— Start of Dataset excerpts —

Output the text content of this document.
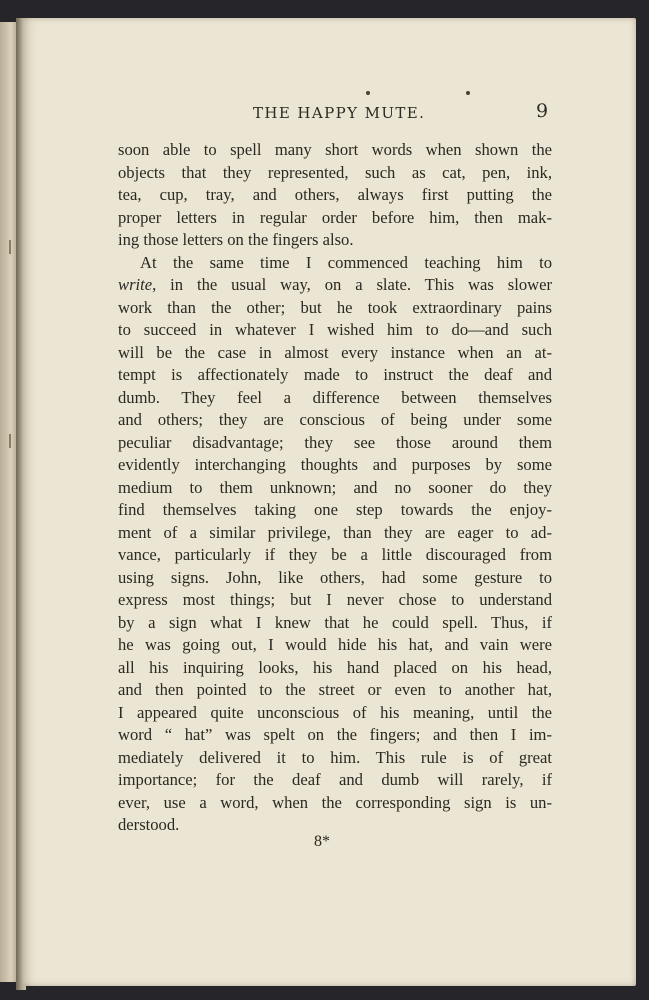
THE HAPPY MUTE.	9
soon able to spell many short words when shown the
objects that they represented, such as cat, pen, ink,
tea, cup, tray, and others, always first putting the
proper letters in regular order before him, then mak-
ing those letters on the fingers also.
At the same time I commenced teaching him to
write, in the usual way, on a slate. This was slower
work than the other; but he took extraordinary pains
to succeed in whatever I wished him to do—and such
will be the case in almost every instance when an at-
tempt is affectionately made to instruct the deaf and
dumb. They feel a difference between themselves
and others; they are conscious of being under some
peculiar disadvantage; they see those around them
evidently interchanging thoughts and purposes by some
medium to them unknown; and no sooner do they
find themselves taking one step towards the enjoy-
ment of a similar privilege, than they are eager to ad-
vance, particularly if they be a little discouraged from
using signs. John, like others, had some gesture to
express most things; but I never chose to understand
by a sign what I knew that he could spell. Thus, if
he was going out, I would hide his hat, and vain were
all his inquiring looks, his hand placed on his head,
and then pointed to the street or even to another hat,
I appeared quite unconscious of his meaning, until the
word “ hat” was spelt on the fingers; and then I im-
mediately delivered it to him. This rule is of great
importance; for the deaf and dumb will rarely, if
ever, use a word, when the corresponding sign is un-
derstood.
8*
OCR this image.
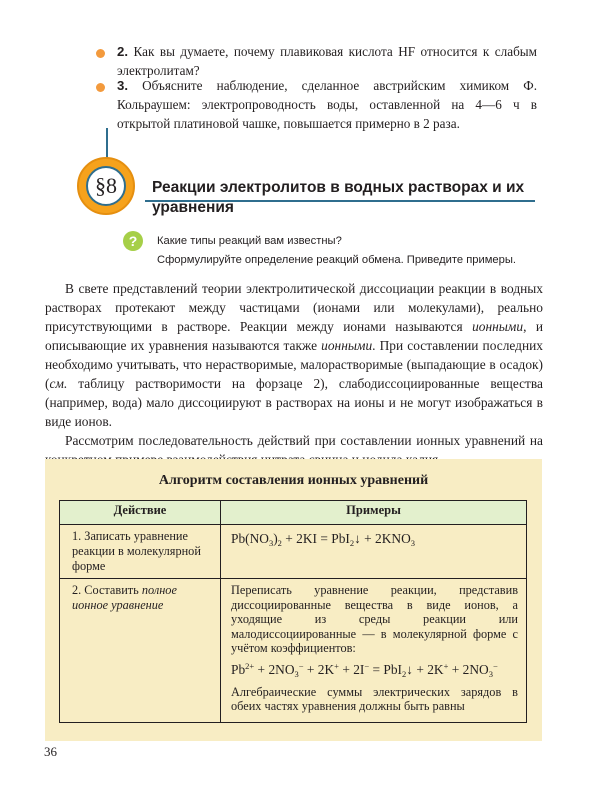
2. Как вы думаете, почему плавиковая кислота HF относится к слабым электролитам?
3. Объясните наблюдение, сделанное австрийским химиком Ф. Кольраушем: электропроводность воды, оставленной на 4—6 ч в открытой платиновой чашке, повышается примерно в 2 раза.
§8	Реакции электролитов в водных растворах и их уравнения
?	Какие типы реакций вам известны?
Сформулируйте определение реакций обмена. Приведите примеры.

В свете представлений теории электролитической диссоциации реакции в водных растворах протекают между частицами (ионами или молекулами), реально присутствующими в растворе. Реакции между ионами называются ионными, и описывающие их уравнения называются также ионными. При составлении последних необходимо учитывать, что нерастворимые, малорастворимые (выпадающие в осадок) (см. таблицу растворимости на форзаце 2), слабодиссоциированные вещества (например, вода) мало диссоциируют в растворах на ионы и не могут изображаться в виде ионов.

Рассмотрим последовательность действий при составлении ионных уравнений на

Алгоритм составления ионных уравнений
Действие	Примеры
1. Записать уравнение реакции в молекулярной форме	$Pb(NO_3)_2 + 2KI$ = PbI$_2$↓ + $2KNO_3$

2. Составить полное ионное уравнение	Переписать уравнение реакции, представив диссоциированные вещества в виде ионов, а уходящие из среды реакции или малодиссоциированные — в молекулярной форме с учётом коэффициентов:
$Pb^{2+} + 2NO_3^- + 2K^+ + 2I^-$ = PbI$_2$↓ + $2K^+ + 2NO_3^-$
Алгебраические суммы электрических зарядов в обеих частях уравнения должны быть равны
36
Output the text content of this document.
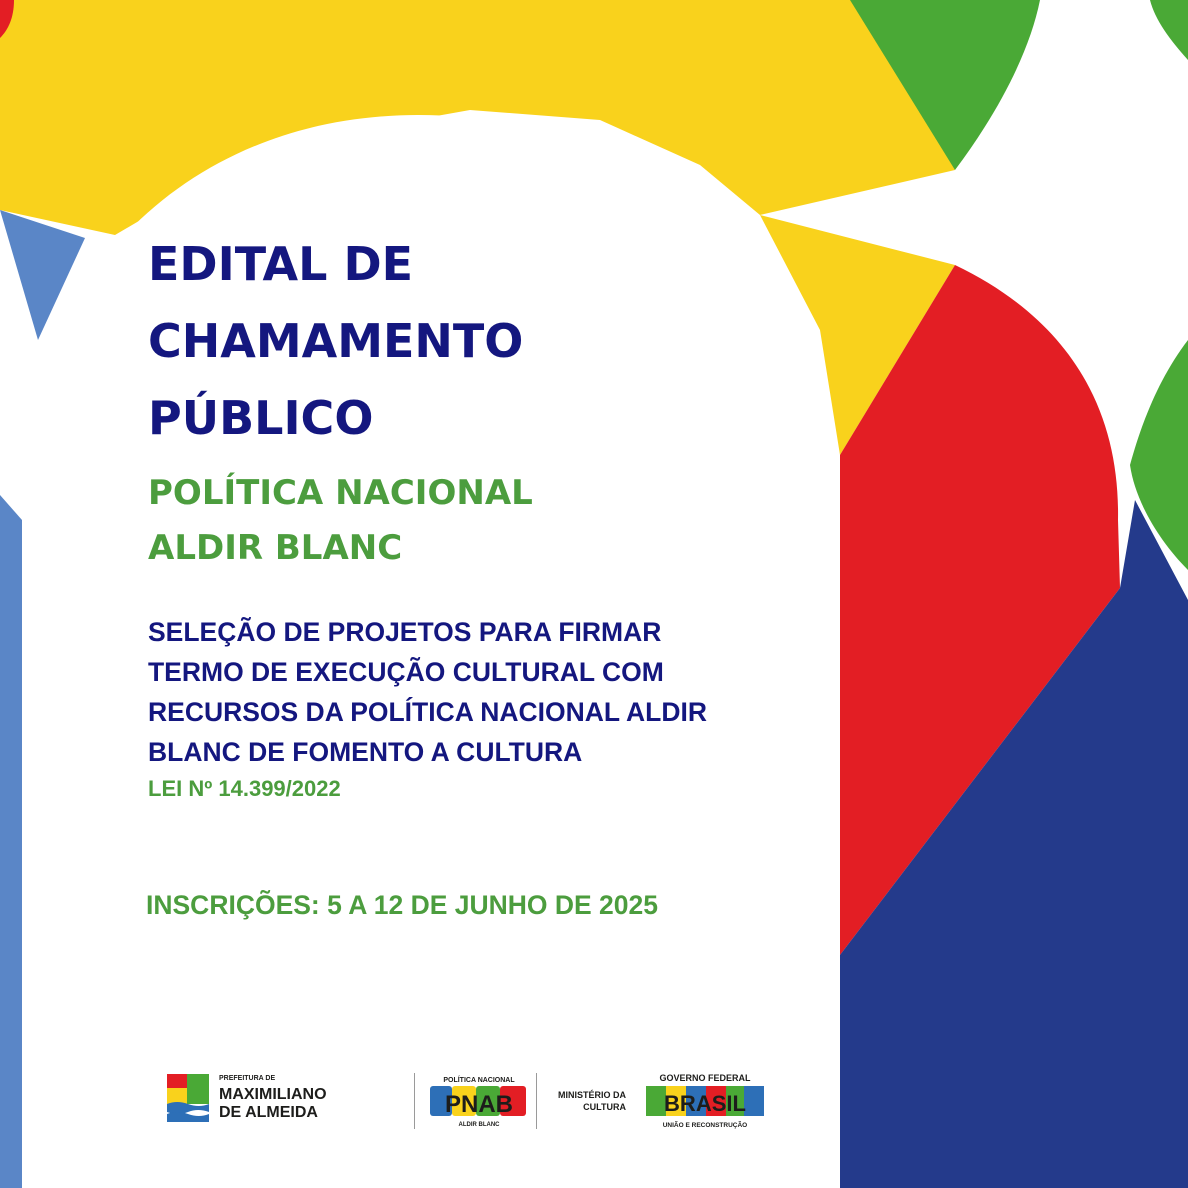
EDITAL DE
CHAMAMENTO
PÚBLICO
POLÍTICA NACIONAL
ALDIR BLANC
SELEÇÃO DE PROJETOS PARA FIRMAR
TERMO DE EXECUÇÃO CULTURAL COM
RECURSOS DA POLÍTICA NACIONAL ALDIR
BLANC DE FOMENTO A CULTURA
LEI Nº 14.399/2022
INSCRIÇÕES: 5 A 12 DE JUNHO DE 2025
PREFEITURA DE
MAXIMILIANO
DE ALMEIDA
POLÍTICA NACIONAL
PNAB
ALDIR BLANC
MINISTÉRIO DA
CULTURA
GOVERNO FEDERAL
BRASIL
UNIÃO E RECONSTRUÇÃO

— End of Dataset excerpts —
— Start of Dataset excerpts —

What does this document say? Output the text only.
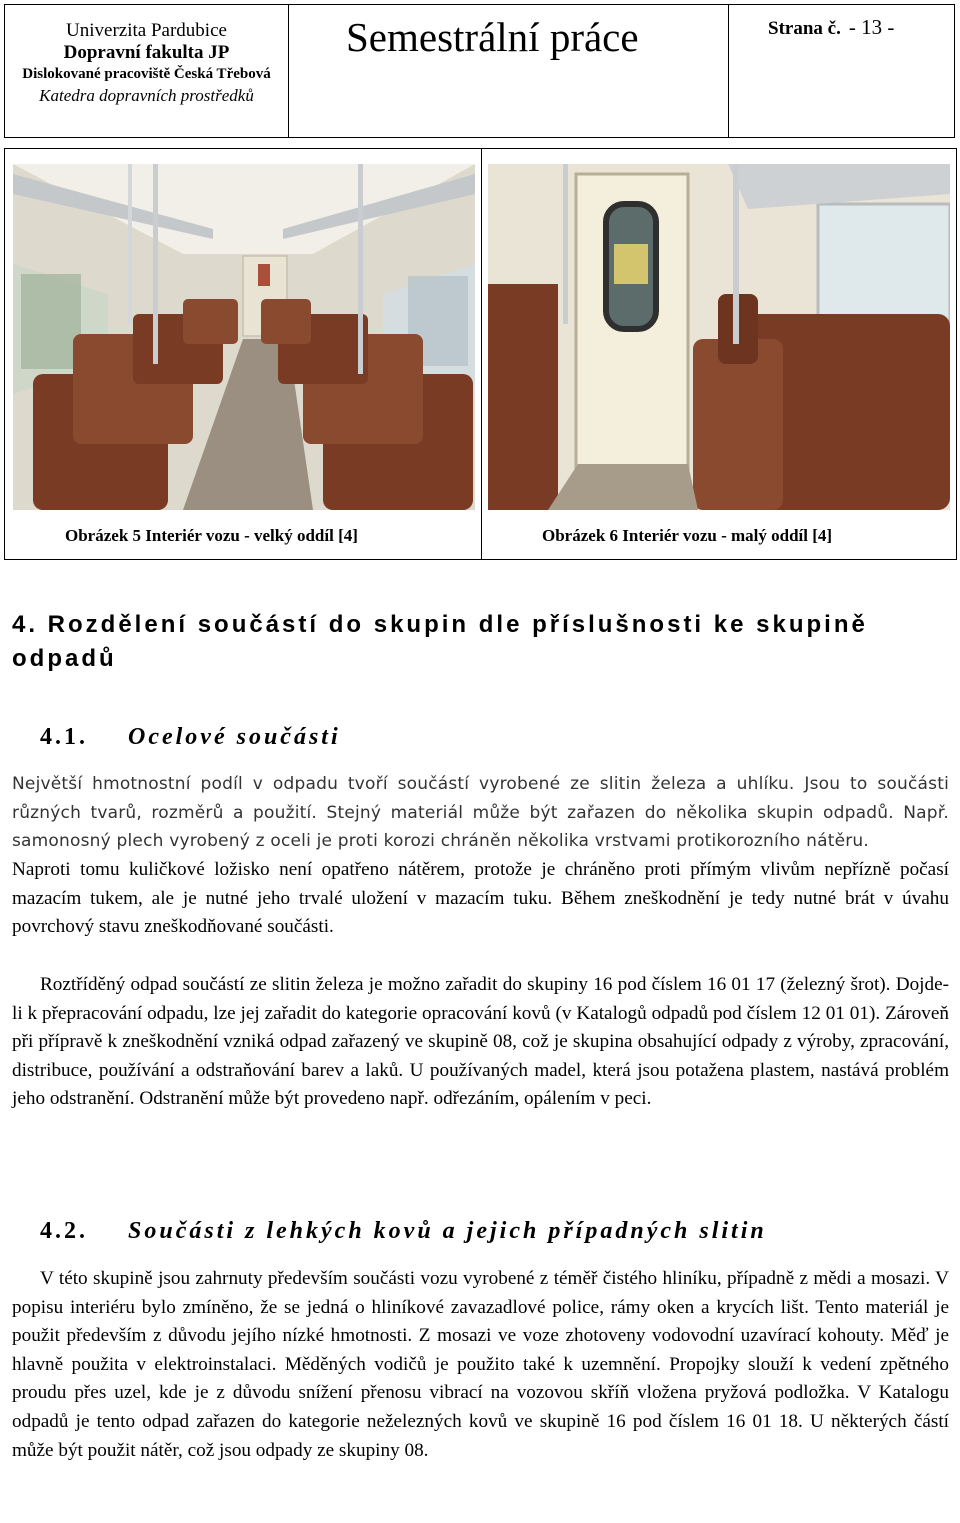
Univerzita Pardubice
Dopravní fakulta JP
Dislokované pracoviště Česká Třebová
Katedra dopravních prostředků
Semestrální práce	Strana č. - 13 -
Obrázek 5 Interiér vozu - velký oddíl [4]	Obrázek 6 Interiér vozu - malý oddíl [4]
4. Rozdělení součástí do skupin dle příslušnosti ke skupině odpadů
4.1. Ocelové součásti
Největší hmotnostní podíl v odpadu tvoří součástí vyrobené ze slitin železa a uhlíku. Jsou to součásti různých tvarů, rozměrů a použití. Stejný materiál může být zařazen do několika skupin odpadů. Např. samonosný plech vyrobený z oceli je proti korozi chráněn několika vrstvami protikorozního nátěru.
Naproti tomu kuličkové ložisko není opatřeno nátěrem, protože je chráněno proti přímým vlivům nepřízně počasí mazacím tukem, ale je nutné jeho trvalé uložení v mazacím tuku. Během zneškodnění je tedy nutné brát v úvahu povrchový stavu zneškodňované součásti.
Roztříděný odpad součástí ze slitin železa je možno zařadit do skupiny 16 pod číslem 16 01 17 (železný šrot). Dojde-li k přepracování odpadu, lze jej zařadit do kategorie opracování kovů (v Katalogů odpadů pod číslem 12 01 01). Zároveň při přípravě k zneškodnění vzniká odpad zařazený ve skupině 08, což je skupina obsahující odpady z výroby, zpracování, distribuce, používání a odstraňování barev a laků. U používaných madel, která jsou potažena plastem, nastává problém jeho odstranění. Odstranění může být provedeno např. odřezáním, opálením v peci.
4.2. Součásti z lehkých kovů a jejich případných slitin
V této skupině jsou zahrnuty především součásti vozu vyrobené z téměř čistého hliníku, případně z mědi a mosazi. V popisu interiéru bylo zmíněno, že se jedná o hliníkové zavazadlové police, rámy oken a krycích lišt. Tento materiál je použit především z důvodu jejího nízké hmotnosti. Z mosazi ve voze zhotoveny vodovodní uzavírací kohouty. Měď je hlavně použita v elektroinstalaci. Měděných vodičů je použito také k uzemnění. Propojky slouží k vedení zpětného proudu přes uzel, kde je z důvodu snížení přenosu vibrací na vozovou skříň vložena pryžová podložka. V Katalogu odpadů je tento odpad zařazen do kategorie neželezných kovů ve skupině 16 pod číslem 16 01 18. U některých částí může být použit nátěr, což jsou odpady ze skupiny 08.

— End of Dataset excerpts —

In the lines above, find each one with "молекулярной" and list it.

1. Записать уравнение реакции в молекулярной форме	$Pb(NO_3)_2 + 2KI$ = PbI$_2$↓ + $2KNO_3$
2. Составить полное ионное уравнение	Переписать уравнение реакции, представив диссоциированные вещества в виде ионов, а уходящие из среды реакции или малодиссоциированные — в молекулярной форме с учётом коэффициентов:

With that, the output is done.